Extract every entry word for word.
-=-=-
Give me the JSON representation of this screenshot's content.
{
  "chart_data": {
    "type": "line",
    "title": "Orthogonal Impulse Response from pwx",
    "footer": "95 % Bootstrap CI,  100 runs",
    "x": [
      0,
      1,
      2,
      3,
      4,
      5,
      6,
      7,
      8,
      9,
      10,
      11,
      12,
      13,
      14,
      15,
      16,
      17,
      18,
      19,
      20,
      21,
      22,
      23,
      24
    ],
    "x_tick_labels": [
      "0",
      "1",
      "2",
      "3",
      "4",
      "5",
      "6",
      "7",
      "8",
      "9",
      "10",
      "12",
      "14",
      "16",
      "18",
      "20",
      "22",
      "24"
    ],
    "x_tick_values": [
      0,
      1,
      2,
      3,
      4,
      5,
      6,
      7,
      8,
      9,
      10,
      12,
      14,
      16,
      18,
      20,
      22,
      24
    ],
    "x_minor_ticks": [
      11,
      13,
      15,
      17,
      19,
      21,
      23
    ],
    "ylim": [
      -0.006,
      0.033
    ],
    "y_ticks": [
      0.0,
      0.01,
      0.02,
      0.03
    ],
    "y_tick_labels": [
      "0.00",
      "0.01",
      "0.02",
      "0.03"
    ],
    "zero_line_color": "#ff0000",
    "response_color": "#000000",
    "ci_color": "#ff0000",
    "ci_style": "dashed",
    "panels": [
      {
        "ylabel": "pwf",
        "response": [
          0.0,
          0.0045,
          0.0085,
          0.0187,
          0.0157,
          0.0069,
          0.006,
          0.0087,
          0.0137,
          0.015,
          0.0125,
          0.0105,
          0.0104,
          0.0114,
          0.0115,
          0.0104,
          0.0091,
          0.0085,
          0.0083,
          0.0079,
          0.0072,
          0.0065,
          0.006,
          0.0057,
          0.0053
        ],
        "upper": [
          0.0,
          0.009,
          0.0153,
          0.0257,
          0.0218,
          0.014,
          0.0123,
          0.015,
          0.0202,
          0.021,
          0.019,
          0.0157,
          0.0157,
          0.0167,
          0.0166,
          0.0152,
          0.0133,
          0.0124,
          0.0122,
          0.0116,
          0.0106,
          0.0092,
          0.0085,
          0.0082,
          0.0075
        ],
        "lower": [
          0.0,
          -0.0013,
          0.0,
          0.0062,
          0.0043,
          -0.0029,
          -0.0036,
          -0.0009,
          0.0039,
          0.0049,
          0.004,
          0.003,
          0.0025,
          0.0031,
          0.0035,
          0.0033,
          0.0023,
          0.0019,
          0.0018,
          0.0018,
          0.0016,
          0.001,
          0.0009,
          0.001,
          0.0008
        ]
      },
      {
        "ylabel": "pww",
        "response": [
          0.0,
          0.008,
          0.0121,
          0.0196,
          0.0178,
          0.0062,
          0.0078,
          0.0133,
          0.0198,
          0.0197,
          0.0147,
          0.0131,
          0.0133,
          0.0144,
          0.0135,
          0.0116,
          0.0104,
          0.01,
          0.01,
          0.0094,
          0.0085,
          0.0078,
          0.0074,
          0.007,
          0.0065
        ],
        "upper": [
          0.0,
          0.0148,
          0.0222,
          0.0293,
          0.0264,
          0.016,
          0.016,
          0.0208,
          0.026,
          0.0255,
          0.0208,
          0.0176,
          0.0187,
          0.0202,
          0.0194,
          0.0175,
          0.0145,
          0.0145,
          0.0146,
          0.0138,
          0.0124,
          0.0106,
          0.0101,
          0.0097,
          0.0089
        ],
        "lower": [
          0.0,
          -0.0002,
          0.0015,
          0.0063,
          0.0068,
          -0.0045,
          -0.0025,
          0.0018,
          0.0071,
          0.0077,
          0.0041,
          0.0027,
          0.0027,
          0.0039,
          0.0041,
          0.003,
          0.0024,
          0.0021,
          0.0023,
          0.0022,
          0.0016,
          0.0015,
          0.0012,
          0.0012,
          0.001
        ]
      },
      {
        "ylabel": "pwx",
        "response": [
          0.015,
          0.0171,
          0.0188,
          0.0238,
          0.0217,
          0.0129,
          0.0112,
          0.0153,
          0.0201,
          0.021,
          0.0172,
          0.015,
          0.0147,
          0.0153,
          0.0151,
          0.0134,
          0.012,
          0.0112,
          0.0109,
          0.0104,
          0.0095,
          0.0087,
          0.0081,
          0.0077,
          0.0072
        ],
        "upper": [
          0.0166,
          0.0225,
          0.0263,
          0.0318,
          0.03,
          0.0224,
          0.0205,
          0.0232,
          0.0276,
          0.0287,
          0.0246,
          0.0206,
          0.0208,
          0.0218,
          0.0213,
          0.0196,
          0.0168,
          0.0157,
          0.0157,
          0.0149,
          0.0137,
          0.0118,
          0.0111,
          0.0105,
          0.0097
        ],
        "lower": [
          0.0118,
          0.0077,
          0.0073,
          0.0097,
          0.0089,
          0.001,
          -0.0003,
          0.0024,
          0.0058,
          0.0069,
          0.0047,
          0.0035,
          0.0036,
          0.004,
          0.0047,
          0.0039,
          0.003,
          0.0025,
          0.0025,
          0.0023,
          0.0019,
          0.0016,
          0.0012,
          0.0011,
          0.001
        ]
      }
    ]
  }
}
-=-=-
_Answer for the task_
Give me the JSON representation of this screenshot's content.
{
  "chart_data": {
    "type": "line",
    "title": "Orthogonal Impulse Response from pwx",
    "footer": "95 % Bootstrap CI,  100 runs",
    "x": [
      0,
      1,
      2,
      3,
      4,
      5,
      6,
      7,
      8,
      9,
      10,
      11,
      12,
      13,
      14,
      15,
      16,
      17,
      18,
      19,
      20,
      21,
      22,
      23,
      24
    ],
    "x_tick_labels": [
      "0",
      "1",
      "2",
      "3",
      "4",
      "5",
      "6",
      "7",
      "8",
      "9",
      "10",
      "12",
      "14",
      "16",
      "18",
      "20",
      "22",
      "24"
    ],
    "x_tick_values": [
      0,
      1,
      2,
      3,
      4,
      5,
      6,
      7,
      8,
      9,
      10,
      12,
      14,
      16,
      18,
      20,
      22,
      24
    ],
    "x_minor_ticks": [
      11,
      13,
      15,
      17,
      19,
      21,
      23
    ],
    "ylim": [
      -0.006,
      0.033
    ],
    "y_ticks": [
      0.0,
      0.01,
      0.02,
      0.03
    ],
    "y_tick_labels": [
      "0.00",
      "0.01",
      "0.02",
      "0.03"
    ],
    "zero_line_color": "#ff0000",
    "response_color": "#000000",
    "ci_color": "#ff0000",
    "ci_style": "dashed",
    "panels": [
      {
        "ylabel": "pwf",
        "response": [
          0.0,
          0.0045,
          0.0085,
          0.0187,
          0.0157,
          0.0069,
          0.006,
          0.0087,
          0.0137,
          0.015,
          0.0125,
          0.0105,
          0.0104,
          0.0114,
          0.0115,
          0.0104,
          0.0091,
          0.0085,
          0.0083,
          0.0079,
          0.0072,
          0.0065,
          0.006,
          0.0057,
          0.0053
        ],
        "upper": [
          0.0,
          0.009,
          0.0153,
          0.0257,
          0.0218,
          0.014,
          0.0123,
          0.015,
          0.0202,
          0.021,
          0.019,
          0.0157,
          0.0157,
          0.0167,
          0.0166,
          0.0152,
          0.0133,
          0.0124,
          0.0122,
          0.0116,
          0.0106,
          0.0092,
          0.0085,
          0.0082,
          0.0075
        ],
        "lower": [
          0.0,
          -0.0013,
          0.0,
          0.0062,
          0.0043,
          -0.0029,
          -0.0036,
          -0.0009,
          0.0039,
          0.0049,
          0.004,
          0.003,
          0.0025,
          0.0031,
          0.0035,
          0.0033,
          0.0023,
          0.0019,
          0.0018,
          0.0018,
          0.0016,
          0.001,
          0.0009,
          0.001,
          0.0008
        ]
      },
      {
        "ylabel": "pww",
        "response": [
          0.0,
          0.008,
          0.0121,
          0.0196,
          0.0178,
          0.0062,
          0.0078,
          0.0133,
          0.0198,
          0.0197,
          0.0147,
          0.0131,
          0.0133,
          0.0144,
          0.0135,
          0.0116,
          0.0104,
          0.01,
          0.01,
          0.0094,
          0.0085,
          0.0078,
          0.0074,
          0.007,
          0.0065
        ],
        "upper": [
          0.0,
          0.0148,
          0.0222,
          0.0293,
          0.0264,
          0.016,
          0.016,
          0.0208,
          0.026,
          0.0255,
          0.0208,
          0.0176,
          0.0187,
          0.0202,
          0.0194,
          0.0175,
          0.0145,
          0.0145,
          0.0146,
          0.0138,
          0.0124,
          0.0106,
          0.0101,
          0.0097,
          0.0089
        ],
        "lower": [
          0.0,
          -0.0002,
          0.0015,
          0.0063,
          0.0068,
          -0.0045,
          -0.0025,
          0.0018,
          0.0071,
          0.0077,
          0.0041,
          0.0027,
          0.0027,
          0.0039,
          0.0041,
          0.003,
          0.0024,
          0.0021,
          0.0023,
          0.0022,
          0.0016,
          0.0015,
          0.0012,
          0.0012,
          0.001
        ]
      },
      {
        "ylabel": "pwx",
        "response": [
          0.015,
          0.0171,
          0.0188,
          0.0238,
          0.0217,
          0.0129,
          0.0112,
          0.0153,
          0.0201,
          0.021,
          0.0172,
          0.015,
          0.0147,
          0.0153,
          0.0151,
          0.0134,
          0.012,
          0.0112,
          0.0109,
          0.0104,
          0.0095,
          0.0087,
          0.0081,
          0.0077,
          0.0072
        ],
        "upper": [
          0.0166,
          0.0225,
          0.0263,
          0.0318,
          0.03,
          0.0224,
          0.0205,
          0.0232,
          0.0276,
          0.0287,
          0.0246,
          0.0206,
          0.0208,
          0.0218,
          0.0213,
          0.0196,
          0.0168,
          0.0157,
          0.0157,
          0.0149,
          0.0137,
          0.0118,
          0.0111,
          0.0105,
          0.0097
        ],
        "lower": [
          0.0118,
          0.0077,
          0.0073,
          0.0097,
          0.0089,
          0.001,
          -0.0003,
          0.0024,
          0.0058,
          0.0069,
          0.0047,
          0.0035,
          0.0036,
          0.004,
          0.0047,
          0.0039,
          0.003,
          0.0025,
          0.0025,
          0.0023,
          0.0019,
          0.0016,
          0.0012,
          0.0011,
          0.001
        ]
      }
    ]
  }
}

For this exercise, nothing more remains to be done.